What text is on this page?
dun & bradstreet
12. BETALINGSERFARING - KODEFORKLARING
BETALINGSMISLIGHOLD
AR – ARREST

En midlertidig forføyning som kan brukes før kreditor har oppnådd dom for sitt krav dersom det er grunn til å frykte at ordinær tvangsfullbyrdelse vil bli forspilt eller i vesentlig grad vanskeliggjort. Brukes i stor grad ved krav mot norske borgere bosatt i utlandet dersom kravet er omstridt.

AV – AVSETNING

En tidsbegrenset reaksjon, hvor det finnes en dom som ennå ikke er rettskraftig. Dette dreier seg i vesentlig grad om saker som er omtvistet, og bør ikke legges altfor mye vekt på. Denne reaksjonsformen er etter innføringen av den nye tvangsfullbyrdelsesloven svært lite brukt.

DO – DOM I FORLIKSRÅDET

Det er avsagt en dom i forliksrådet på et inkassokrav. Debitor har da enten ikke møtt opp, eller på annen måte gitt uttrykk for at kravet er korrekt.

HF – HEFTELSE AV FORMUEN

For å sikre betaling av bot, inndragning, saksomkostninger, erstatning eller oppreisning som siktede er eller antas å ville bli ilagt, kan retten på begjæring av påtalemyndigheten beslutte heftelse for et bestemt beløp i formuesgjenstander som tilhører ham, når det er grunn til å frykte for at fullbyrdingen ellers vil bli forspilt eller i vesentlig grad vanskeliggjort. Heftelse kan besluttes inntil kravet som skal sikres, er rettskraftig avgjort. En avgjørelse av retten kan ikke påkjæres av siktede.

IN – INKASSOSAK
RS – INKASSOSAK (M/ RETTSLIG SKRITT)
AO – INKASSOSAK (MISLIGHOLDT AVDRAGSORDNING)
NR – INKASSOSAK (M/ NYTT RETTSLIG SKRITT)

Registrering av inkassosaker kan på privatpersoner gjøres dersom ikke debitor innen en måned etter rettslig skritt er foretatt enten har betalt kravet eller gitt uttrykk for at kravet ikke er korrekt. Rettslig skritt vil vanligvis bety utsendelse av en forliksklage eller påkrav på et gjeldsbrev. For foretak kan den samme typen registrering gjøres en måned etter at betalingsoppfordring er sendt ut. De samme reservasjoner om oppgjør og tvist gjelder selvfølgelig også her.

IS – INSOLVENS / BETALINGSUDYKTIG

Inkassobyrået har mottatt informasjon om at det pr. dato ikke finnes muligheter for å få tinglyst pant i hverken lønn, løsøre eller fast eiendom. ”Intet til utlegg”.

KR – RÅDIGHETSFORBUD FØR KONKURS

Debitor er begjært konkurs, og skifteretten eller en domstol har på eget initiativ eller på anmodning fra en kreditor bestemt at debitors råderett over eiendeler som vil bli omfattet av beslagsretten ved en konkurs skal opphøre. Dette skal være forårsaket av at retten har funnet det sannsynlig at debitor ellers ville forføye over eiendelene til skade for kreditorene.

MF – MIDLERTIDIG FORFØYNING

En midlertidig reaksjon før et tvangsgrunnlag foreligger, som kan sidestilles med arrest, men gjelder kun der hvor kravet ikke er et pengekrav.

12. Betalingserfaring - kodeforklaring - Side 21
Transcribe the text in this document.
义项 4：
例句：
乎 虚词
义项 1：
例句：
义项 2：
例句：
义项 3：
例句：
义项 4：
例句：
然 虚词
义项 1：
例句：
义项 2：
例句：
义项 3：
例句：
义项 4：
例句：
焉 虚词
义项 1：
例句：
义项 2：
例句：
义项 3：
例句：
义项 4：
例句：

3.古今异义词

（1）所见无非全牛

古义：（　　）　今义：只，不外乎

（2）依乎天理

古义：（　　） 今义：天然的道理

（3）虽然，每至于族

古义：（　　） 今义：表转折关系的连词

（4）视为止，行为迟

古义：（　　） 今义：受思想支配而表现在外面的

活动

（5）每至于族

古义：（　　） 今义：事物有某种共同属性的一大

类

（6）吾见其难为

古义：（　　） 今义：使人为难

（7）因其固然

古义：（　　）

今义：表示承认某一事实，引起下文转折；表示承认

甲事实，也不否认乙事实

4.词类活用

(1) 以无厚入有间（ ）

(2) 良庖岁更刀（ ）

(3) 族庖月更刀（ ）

**REQUIRED WORK:** Write out exactly the lines starting with the one that holds "Transcribe the text in this document." and running through the last line above.

**COMPLETE RESPONSE:**
Transcribe the text in this document.
义项 4：
例句：
乎 虚词
义项 1：
例句：
义项 2：
例句：
义项 3：
例句：
义项 4：
例句：
然 虚词
义项 1：
例句：
义项 2：
例句：
义项 3：
例句：
义项 4：
例句：
焉 虚词
义项 1：
例句：
义项 2：
例句：
义项 3：
例句：
义项 4：
例句：

3.古今异义词

（1）所见无非全牛

古义：（　　）　今义：只，不外乎

（2）依乎天理

古义：（　　） 今义：天然的道理

（3）虽然，每至于族

古义：（　　） 今义：表转折关系的连词

（4）视为止，行为迟

古义：（　　） 今义：受思想支配而表现在外面的

活动

（5）每至于族

古义：（　　） 今义：事物有某种共同属性的一大

类

（6）吾见其难为

古义：（　　） 今义：使人为难

（7）因其固然

古义：（　　）

今义：表示承认某一事实，引起下文转折；表示承认

甲事实，也不否认乙事实

4.词类活用

(1) 以无厚入有间（ ）

(2) 良庖岁更刀（ ）

(3) 族庖月更刀（ ）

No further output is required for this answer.